(Entries with figure data)
## START

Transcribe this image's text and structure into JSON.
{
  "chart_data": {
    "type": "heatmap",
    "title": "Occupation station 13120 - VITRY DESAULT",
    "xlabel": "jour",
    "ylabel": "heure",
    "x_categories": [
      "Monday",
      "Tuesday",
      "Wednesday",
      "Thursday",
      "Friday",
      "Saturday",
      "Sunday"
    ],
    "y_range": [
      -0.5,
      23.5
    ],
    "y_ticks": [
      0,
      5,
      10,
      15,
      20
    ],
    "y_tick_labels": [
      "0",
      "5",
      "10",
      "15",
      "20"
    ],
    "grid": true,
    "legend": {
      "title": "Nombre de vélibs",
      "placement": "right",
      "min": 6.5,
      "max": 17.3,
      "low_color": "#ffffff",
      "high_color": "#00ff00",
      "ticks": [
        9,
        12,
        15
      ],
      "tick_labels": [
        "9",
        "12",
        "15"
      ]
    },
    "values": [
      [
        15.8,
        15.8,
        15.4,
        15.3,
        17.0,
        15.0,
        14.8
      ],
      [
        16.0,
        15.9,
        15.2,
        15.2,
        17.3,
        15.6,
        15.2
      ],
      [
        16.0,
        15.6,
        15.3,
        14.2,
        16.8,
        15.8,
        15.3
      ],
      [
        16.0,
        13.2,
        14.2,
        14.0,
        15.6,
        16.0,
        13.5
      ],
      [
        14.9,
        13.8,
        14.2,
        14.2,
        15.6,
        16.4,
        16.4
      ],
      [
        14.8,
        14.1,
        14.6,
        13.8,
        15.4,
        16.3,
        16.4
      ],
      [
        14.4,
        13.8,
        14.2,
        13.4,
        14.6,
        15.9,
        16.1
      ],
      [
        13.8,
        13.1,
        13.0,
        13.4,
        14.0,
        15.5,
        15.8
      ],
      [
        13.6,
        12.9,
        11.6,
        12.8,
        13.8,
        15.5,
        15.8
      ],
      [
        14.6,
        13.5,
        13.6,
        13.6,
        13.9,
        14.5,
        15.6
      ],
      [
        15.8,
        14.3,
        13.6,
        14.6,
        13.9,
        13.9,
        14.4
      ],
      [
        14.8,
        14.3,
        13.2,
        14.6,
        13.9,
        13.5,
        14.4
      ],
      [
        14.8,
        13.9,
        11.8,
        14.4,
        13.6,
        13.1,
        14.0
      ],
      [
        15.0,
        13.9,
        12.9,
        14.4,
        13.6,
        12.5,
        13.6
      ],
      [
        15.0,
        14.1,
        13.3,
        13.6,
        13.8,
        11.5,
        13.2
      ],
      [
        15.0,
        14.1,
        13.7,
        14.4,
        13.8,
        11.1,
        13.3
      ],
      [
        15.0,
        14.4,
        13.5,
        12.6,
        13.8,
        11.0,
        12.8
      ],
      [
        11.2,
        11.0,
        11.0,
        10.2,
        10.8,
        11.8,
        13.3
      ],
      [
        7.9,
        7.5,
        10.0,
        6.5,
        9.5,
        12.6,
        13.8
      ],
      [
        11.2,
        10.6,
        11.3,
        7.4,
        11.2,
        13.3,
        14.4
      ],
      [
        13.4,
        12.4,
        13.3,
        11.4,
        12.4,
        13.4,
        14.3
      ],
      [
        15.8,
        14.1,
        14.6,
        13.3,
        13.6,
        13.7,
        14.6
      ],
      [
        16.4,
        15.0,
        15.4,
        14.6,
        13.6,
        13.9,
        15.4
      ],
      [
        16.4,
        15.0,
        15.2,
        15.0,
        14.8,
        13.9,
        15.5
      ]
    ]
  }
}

## END

» **Aim of the exercise**
All entries must be repeated verbatim.

» **Correct answer**
Transcribe this image's text and structure into JSON.
{
  "chart_data": {
    "type": "heatmap",
    "title": "Occupation station 13120 - VITRY DESAULT",
    "xlabel": "jour",
    "ylabel": "heure",
    "x_categories": [
      "Monday",
      "Tuesday",
      "Wednesday",
      "Thursday",
      "Friday",
      "Saturday",
      "Sunday"
    ],
    "y_range": [
      -0.5,
      23.5
    ],
    "y_ticks": [
      0,
      5,
      10,
      15,
      20
    ],
    "y_tick_labels": [
      "0",
      "5",
      "10",
      "15",
      "20"
    ],
    "grid": true,
    "legend": {
      "title": "Nombre de vélibs",
      "placement": "right",
      "min": 6.5,
      "max": 17.3,
      "low_color": "#ffffff",
      "high_color": "#00ff00",
      "ticks": [
        9,
        12,
        15
      ],
      "tick_labels": [
        "9",
        "12",
        "15"
      ]
    },
    "values": [
      [
        15.8,
        15.8,
        15.4,
        15.3,
        17.0,
        15.0,
        14.8
      ],
      [
        16.0,
        15.9,
        15.2,
        15.2,
        17.3,
        15.6,
        15.2
      ],
      [
        16.0,
        15.6,
        15.3,
        14.2,
        16.8,
        15.8,
        15.3
      ],
      [
        16.0,
        13.2,
        14.2,
        14.0,
        15.6,
        16.0,
        13.5
      ],
      [
        14.9,
        13.8,
        14.2,
        14.2,
        15.6,
        16.4,
        16.4
      ],
      [
        14.8,
        14.1,
        14.6,
        13.8,
        15.4,
        16.3,
        16.4
      ],
      [
        14.4,
        13.8,
        14.2,
        13.4,
        14.6,
        15.9,
        16.1
      ],
      [
        13.8,
        13.1,
        13.0,
        13.4,
        14.0,
        15.5,
        15.8
      ],
      [
        13.6,
        12.9,
        11.6,
        12.8,
        13.8,
        15.5,
        15.8
      ],
      [
        14.6,
        13.5,
        13.6,
        13.6,
        13.9,
        14.5,
        15.6
      ],
      [
        15.8,
        14.3,
        13.6,
        14.6,
        13.9,
        13.9,
        14.4
      ],
      [
        14.8,
        14.3,
        13.2,
        14.6,
        13.9,
        13.5,
        14.4
      ],
      [
        14.8,
        13.9,
        11.8,
        14.4,
        13.6,
        13.1,
        14.0
      ],
      [
        15.0,
        13.9,
        12.9,
        14.4,
        13.6,
        12.5,
        13.6
      ],
      [
        15.0,
        14.1,
        13.3,
        13.6,
        13.8,
        11.5,
        13.2
      ],
      [
        15.0,
        14.1,
        13.7,
        14.4,
        13.8,
        11.1,
        13.3
      ],
      [
        15.0,
        14.4,
        13.5,
        12.6,
        13.8,
        11.0,
        12.8
      ],
      [
        11.2,
        11.0,
        11.0,
        10.2,
        10.8,
        11.8,
        13.3
      ],
      [
        7.9,
        7.5,
        10.0,
        6.5,
        9.5,
        12.6,
        13.8
      ],
      [
        11.2,
        10.6,
        11.3,
        7.4,
        11.2,
        13.3,
        14.4
      ],
      [
        13.4,
        12.4,
        13.3,
        11.4,
        12.4,
        13.4,
        14.3
      ],
      [
        15.8,
        14.1,
        14.6,
        13.3,
        13.6,
        13.7,
        14.6
      ],
      [
        16.4,
        15.0,
        15.4,
        14.6,
        13.6,
        13.9,
        15.4
      ],
      [
        16.4,
        15.0,
        15.2,
        15.0,
        14.8,
        13.9,
        15.5
      ]
    ]
  }
}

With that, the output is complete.